[MATERIAL FOR THE TASK Boundary: Start]
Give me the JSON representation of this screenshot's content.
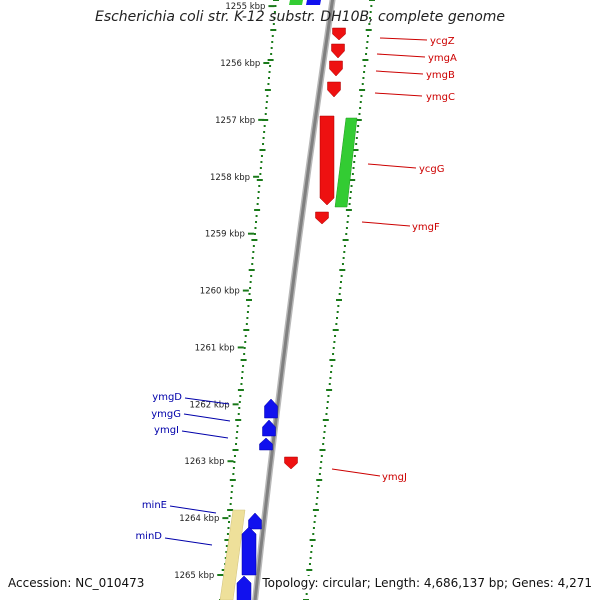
{
  "title": "Escherichia coli str. K-12 substr. DH10B, complete genome",
  "accession_label": "Accession: NC_010473",
  "topology_label": "Topology: circular; Length: 4,686,137 bp; Genes: 4,271",
  "colors": {
    "backbone": "#808080",
    "tick": "#1a7a1a",
    "forward_gene": "#ee1111",
    "reverse_gene": "#1111ee",
    "green_feature": "#33cc33",
    "yellow_feature": "#eee09a",
    "forward_label": "#cc0000",
    "reverse_label": "#0000aa"
  },
  "scale_labels": [
    {
      "text": "1255 kbp",
      "kbp": 1255
    },
    {
      "text": "1256 kbp",
      "kbp": 1256
    },
    {
      "text": "1257 kbp",
      "kbp": 1257
    },
    {
      "text": "1258 kbp",
      "kbp": 1258
    },
    {
      "text": "1259 kbp",
      "kbp": 1259
    },
    {
      "text": "1260 kbp",
      "kbp": 1260
    },
    {
      "text": "1261 kbp",
      "kbp": 1261
    },
    {
      "text": "1262 kbp",
      "kbp": 1262
    },
    {
      "text": "1263 kbp",
      "kbp": 1263
    },
    {
      "text": "1264 kbp",
      "kbp": 1264
    },
    {
      "text": "1265 kbp",
      "kbp": 1265
    }
  ],
  "forward_genes": [
    {
      "name": "ycgZ"
    },
    {
      "name": "ymgA"
    },
    {
      "name": "ymgB"
    },
    {
      "name": "ymgC"
    },
    {
      "name": "ycgG"
    },
    {
      "name": "ymgF"
    },
    {
      "name": "ymgJ"
    }
  ],
  "reverse_genes": [
    {
      "name": "ymgD"
    },
    {
      "name": "ymgG"
    },
    {
      "name": "ymgI"
    },
    {
      "name": "minE"
    },
    {
      "name": "minD"
    }
  ]
}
[MATERIAL FOR THE TASK Boundary: End]
- [ACTIVITY] Once the pictures are set aside, give the rest of the material again unchanged.

- [RESPONSE TO THIS EXERCISE]
Give me the JSON representation of this screenshot's content.
{
  "title": "Escherichia coli str. K-12 substr. DH10B, complete genome",
  "accession_label": "Accession: NC_010473",
  "topology_label": "Topology: circular; Length: 4,686,137 bp; Genes: 4,271",
  "colors": {
    "backbone": "#808080",
    "tick": "#1a7a1a",
    "forward_gene": "#ee1111",
    "reverse_gene": "#1111ee",
    "green_feature": "#33cc33",
    "yellow_feature": "#eee09a",
    "forward_label": "#cc0000",
    "reverse_label": "#0000aa"
  },
  "scale_labels": [
    {
      "text": "1255 kbp",
      "kbp": 1255
    },
    {
      "text": "1256 kbp",
      "kbp": 1256
    },
    {
      "text": "1257 kbp",
      "kbp": 1257
    },
    {
      "text": "1258 kbp",
      "kbp": 1258
    },
    {
      "text": "1259 kbp",
      "kbp": 1259
    },
    {
      "text": "1260 kbp",
      "kbp": 1260
    },
    {
      "text": "1261 kbp",
      "kbp": 1261
    },
    {
      "text": "1262 kbp",
      "kbp": 1262
    },
    {
      "text": "1263 kbp",
      "kbp": 1263
    },
    {
      "text": "1264 kbp",
      "kbp": 1264
    },
    {
      "text": "1265 kbp",
      "kbp": 1265
    }
  ],
  "forward_genes": [
    {
      "name": "ycgZ"
    },
    {
      "name": "ymgA"
    },
    {
      "name": "ymgB"
    },
    {
      "name": "ymgC"
    },
    {
      "name": "ycgG"
    },
    {
      "name": "ymgF"
    },
    {
      "name": "ymgJ"
    }
  ],
  "reverse_genes": [
    {
      "name": "ymgD"
    },
    {
      "name": "ymgG"
    },
    {
      "name": "ymgI"
    },
    {
      "name": "minE"
    },
    {
      "name": "minD"
    }
  ]
}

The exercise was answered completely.